### [WORK TO DO]
Using the material below, work out how many lines contain the word "this". Reply with the number and nothing more.

Extracted data entries
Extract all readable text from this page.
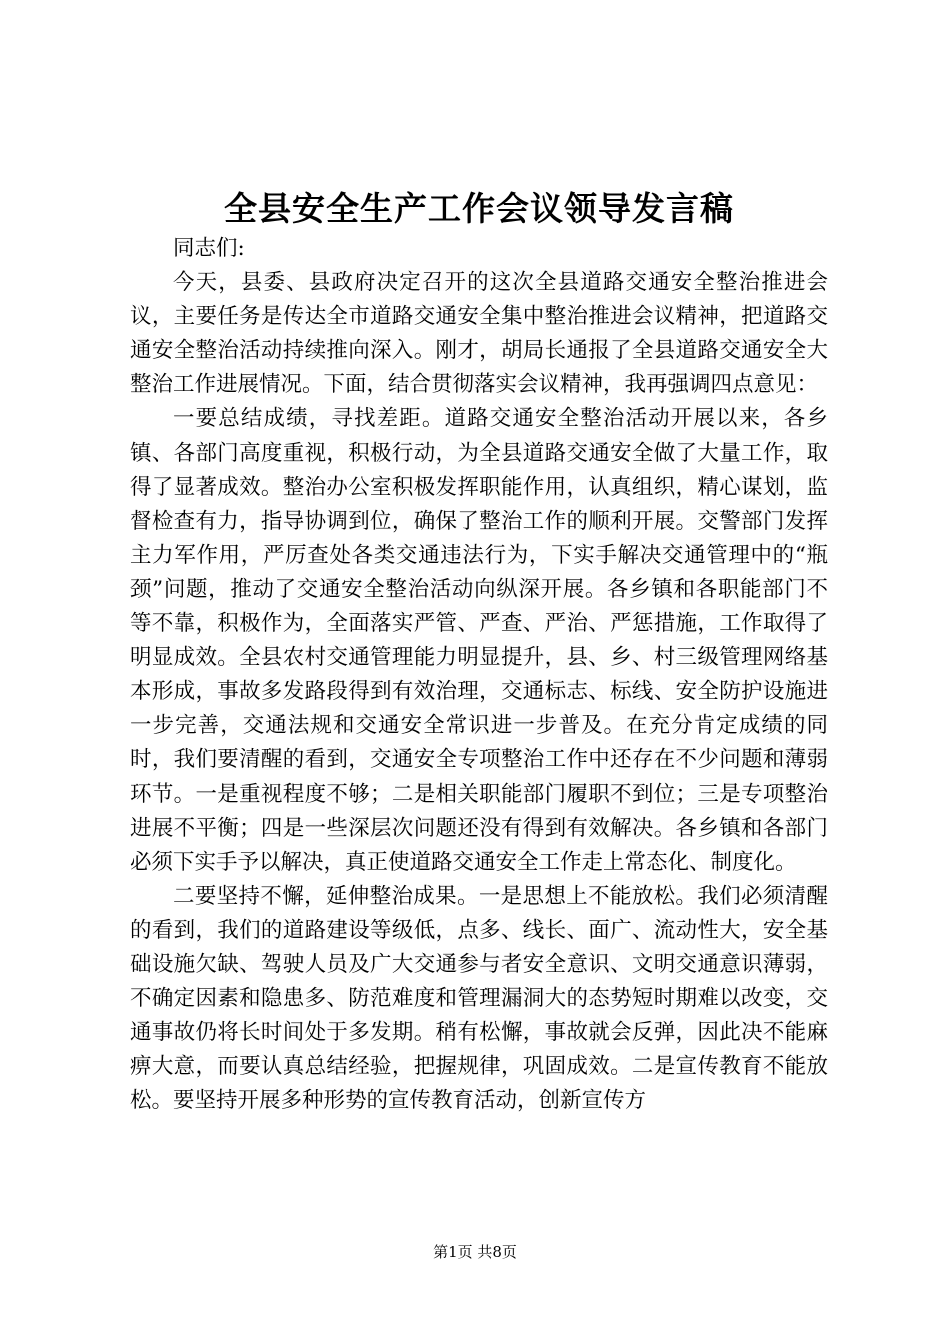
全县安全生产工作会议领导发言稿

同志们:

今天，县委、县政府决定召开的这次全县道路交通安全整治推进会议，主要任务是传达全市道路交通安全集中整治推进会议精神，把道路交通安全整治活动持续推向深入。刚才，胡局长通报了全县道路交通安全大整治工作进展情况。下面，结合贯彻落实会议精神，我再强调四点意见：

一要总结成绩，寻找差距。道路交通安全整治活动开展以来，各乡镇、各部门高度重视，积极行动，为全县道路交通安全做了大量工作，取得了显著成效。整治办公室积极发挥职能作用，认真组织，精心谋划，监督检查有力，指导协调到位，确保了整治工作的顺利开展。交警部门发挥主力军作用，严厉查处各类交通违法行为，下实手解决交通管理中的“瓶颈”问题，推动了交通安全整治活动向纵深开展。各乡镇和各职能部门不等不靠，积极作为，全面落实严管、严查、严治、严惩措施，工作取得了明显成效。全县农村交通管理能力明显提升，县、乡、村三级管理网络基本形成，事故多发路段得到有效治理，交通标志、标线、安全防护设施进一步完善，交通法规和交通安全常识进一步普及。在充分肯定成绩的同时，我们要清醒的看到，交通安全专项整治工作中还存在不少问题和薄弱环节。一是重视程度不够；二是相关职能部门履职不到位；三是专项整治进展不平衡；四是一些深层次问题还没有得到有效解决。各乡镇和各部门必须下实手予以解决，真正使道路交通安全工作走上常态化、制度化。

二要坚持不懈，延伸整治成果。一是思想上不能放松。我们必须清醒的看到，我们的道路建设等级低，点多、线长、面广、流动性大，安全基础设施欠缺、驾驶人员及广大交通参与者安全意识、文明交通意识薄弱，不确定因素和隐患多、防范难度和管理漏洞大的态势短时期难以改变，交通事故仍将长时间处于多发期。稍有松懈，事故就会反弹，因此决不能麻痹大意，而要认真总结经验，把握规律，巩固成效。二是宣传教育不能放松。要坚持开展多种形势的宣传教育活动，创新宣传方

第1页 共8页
...
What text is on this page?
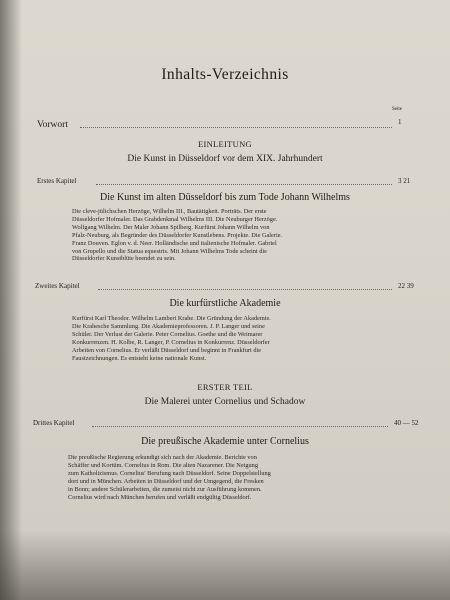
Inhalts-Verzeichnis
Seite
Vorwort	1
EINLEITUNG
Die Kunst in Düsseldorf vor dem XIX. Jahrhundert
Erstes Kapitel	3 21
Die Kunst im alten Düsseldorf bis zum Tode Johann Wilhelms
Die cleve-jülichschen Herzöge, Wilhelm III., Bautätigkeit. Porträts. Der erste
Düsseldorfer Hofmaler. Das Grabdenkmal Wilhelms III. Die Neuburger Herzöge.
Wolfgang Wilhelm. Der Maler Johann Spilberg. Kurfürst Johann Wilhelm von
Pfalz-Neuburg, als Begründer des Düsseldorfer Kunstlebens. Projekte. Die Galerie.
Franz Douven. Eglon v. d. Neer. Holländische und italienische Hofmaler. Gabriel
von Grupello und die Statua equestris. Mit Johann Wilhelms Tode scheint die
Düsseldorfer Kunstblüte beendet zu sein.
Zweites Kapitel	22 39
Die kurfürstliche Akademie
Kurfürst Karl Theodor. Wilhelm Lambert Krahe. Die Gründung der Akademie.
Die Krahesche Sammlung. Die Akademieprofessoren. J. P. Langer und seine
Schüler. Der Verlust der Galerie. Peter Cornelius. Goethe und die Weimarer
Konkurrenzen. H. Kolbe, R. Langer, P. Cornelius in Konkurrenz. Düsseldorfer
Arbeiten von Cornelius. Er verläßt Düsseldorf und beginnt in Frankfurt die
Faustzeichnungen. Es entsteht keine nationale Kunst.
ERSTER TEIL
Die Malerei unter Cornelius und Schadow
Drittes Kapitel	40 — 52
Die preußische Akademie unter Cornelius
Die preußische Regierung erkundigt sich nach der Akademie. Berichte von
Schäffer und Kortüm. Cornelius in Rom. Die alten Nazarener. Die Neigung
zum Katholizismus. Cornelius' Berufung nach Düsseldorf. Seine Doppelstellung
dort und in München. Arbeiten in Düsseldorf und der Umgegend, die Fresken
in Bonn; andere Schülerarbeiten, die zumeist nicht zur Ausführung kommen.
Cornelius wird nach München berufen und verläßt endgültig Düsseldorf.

### [SOLUTION TO THE EXERCISE]
2